* RECORDS TO USE
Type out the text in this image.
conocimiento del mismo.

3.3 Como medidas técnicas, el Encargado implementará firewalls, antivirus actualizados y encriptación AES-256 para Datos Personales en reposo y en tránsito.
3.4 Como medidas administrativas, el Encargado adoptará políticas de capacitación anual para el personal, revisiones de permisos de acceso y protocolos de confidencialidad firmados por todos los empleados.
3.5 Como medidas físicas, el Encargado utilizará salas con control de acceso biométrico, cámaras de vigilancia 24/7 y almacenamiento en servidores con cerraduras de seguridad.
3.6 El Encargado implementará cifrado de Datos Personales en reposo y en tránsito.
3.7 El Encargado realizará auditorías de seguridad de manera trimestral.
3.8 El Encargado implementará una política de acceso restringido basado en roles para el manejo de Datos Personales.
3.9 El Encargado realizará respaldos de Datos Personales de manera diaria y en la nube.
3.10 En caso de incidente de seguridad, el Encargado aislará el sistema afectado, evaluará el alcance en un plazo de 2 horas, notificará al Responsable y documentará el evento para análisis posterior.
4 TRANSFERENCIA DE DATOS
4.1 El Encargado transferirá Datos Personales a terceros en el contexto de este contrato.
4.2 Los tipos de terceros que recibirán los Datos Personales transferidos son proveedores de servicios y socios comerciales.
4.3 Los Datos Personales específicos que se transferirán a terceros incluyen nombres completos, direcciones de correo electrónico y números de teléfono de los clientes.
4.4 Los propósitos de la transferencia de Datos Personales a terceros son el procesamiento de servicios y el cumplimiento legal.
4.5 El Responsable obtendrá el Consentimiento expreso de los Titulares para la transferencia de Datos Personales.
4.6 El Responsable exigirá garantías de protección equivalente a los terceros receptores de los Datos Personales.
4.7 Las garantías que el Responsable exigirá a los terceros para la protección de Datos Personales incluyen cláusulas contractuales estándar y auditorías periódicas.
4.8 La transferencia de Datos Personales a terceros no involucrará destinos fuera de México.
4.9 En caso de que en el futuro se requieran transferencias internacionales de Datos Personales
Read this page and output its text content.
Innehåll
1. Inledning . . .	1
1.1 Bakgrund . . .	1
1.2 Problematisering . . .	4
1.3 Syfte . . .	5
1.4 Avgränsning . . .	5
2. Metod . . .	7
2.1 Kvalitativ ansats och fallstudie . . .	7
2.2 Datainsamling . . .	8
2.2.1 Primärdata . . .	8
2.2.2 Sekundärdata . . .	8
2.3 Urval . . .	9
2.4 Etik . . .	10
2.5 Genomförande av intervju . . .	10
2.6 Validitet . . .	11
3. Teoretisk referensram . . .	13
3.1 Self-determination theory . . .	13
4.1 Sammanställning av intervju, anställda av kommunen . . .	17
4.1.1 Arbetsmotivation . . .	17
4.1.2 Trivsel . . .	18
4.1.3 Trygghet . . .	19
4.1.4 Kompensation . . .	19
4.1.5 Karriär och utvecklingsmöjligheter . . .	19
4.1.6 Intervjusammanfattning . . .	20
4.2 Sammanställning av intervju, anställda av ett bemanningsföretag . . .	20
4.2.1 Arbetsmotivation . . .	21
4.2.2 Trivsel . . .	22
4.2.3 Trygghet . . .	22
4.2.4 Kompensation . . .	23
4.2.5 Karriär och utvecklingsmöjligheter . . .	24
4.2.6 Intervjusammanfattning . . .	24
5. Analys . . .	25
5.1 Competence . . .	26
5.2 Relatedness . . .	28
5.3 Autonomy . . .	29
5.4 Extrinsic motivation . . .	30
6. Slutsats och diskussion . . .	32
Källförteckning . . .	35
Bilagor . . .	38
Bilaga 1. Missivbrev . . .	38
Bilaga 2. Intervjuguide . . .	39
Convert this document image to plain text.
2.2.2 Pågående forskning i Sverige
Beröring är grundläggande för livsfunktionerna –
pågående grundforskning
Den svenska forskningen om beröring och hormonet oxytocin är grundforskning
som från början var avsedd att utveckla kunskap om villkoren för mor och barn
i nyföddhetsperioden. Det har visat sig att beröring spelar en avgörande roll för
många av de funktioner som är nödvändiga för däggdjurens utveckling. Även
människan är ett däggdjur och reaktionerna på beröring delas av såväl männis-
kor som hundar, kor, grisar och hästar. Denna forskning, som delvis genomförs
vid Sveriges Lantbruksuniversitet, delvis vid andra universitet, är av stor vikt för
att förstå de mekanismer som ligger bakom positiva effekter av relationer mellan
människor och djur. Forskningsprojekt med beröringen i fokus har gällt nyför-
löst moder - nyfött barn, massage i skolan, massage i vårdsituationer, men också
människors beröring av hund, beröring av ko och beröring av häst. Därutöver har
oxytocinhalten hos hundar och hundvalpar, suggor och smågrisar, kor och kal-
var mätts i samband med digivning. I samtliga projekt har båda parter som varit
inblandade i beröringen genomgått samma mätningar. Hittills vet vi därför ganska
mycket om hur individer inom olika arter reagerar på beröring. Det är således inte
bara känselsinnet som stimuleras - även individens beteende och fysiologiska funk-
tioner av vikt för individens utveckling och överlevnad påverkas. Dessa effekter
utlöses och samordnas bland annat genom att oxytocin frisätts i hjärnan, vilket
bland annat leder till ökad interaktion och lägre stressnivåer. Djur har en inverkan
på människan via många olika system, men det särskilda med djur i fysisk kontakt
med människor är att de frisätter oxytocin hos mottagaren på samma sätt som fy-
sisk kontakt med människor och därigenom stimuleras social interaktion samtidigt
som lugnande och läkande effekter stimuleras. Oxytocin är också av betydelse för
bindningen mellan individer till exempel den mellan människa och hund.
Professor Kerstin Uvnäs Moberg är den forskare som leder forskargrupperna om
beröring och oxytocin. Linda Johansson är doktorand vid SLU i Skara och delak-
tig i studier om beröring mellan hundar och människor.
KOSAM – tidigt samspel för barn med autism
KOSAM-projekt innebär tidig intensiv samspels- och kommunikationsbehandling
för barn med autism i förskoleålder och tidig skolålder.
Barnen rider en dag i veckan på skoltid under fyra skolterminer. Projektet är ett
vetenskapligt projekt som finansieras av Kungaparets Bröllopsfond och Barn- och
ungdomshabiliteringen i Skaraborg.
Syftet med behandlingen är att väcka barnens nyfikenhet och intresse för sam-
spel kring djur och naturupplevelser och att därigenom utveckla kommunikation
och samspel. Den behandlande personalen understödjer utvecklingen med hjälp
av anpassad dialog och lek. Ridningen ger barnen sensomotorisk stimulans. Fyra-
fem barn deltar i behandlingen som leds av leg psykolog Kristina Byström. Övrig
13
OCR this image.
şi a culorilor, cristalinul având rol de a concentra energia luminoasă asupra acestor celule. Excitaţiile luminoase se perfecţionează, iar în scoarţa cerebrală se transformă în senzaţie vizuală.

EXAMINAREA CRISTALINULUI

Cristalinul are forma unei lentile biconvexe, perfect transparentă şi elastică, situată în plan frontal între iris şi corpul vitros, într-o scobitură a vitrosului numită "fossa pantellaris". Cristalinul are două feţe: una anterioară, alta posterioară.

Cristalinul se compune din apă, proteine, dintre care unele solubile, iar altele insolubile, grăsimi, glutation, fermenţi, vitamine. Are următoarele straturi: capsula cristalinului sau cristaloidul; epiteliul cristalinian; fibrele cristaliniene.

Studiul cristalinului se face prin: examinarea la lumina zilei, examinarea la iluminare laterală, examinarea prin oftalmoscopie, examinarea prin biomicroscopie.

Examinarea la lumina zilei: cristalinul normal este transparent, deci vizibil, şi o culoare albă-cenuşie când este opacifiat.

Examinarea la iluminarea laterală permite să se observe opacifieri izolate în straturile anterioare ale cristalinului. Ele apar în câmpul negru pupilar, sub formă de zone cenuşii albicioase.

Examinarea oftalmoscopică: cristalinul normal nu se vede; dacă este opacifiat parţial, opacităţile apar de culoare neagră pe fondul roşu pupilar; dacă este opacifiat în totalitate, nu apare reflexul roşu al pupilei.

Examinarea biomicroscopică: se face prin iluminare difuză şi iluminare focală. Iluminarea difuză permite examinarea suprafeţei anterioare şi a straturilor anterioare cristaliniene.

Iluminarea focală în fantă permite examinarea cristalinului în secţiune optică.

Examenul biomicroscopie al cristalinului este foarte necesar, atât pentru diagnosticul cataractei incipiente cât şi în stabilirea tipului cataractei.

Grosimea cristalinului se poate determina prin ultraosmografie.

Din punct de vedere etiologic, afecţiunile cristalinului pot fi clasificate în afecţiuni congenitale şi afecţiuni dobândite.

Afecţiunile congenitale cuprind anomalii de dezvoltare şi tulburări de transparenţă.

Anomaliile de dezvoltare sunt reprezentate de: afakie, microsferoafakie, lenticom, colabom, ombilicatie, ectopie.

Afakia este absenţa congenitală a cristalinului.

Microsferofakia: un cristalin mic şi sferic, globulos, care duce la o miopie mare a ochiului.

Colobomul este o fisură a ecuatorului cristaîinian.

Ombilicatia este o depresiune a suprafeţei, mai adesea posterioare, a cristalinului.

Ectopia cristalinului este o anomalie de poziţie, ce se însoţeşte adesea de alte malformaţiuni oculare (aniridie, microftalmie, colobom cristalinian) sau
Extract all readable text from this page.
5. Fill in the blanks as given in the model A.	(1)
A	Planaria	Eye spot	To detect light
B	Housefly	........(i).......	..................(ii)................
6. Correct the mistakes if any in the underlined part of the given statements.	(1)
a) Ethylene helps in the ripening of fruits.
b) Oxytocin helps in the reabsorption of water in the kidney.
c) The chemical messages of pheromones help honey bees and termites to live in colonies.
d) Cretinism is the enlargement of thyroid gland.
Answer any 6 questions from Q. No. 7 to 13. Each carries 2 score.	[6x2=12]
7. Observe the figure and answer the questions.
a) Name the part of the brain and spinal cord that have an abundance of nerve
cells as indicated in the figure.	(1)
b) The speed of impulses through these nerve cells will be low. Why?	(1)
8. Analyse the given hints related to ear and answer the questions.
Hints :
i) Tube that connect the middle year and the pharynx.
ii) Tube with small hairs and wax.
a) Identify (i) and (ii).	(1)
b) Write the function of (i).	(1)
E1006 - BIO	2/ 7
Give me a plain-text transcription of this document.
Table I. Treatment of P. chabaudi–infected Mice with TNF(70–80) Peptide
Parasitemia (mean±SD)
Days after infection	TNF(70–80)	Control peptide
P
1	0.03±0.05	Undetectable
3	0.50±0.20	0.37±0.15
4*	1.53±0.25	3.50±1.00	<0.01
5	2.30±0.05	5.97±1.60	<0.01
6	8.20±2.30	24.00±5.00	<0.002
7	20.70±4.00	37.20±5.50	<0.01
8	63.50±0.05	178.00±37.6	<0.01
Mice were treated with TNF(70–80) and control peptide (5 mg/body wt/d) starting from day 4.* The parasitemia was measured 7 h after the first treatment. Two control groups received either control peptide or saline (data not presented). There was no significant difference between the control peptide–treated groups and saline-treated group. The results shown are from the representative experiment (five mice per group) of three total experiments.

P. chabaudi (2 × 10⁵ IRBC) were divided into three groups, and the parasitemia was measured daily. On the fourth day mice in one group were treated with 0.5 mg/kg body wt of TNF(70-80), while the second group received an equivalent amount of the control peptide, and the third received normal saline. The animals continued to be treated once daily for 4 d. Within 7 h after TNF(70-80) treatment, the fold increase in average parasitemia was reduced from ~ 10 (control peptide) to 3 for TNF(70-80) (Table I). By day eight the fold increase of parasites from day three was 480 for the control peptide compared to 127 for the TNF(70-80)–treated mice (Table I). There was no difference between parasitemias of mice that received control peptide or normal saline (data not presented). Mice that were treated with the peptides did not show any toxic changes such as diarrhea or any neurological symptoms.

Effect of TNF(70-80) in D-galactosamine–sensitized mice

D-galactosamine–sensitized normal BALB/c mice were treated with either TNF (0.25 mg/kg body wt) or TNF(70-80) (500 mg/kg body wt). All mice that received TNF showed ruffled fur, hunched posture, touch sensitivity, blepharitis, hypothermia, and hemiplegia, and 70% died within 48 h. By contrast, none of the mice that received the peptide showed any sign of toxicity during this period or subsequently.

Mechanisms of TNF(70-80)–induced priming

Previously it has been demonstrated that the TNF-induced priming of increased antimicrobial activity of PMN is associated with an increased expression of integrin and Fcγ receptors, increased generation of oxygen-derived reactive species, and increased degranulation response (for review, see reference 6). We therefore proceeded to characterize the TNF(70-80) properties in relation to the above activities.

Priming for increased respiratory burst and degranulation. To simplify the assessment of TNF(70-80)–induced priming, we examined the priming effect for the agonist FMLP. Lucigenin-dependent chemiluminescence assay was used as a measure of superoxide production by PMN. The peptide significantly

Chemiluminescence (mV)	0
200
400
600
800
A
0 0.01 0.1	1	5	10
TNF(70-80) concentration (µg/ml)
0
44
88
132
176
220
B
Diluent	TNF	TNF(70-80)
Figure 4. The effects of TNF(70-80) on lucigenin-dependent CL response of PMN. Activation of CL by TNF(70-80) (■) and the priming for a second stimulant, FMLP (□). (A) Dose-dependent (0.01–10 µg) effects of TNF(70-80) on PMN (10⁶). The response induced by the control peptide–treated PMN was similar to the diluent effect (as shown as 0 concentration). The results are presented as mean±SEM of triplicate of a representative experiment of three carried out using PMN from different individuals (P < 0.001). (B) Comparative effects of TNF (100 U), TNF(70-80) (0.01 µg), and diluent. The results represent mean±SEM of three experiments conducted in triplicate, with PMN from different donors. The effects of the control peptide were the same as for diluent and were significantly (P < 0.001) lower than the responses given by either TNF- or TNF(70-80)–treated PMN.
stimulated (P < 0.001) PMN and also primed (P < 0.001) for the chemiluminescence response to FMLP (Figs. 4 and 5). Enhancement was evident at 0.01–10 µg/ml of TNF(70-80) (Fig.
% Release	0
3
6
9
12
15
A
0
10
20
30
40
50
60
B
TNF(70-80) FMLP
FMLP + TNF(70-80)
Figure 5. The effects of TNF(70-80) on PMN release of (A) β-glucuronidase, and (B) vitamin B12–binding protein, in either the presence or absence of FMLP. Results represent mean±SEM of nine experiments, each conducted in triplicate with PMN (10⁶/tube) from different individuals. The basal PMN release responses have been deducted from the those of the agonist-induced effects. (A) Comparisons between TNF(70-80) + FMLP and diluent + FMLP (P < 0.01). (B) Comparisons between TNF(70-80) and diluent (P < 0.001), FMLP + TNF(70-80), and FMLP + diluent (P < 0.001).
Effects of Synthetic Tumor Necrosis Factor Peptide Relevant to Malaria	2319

* TASK ITEM
The lines to return are those in the records above that hold the word "chabaudi".

* ANSWER BOX
Table I. Treatment of P. chabaudi–infected Mice with TNF(70–80) Peptide
P. chabaudi (2 × 10⁵ IRBC) were divided into three groups, and the parasitemia was measured daily. On the fourth day mice in one group were treated with 0.5 mg/kg body wt of TNF(70-80), while the second group received an equivalent amount of the control peptide, and the third received normal saline. The animals continued to be treated once daily for 4 d. Within 7 h after TNF(70-80) treatment, the fold increase in average parasitemia was reduced from ~ 10 (control peptide) to 3 for TNF(70-80) (Table I). By day eight the fold increase of parasites from day three was 480 for the control peptide compared to 127 for the TNF(70-80)–treated mice (Table I). There was no difference between parasitemias of mice that received control peptide or normal saline (data not presented). Mice that were treated with the peptides did not show any toxic changes such as diarrhea or any neurological symptoms.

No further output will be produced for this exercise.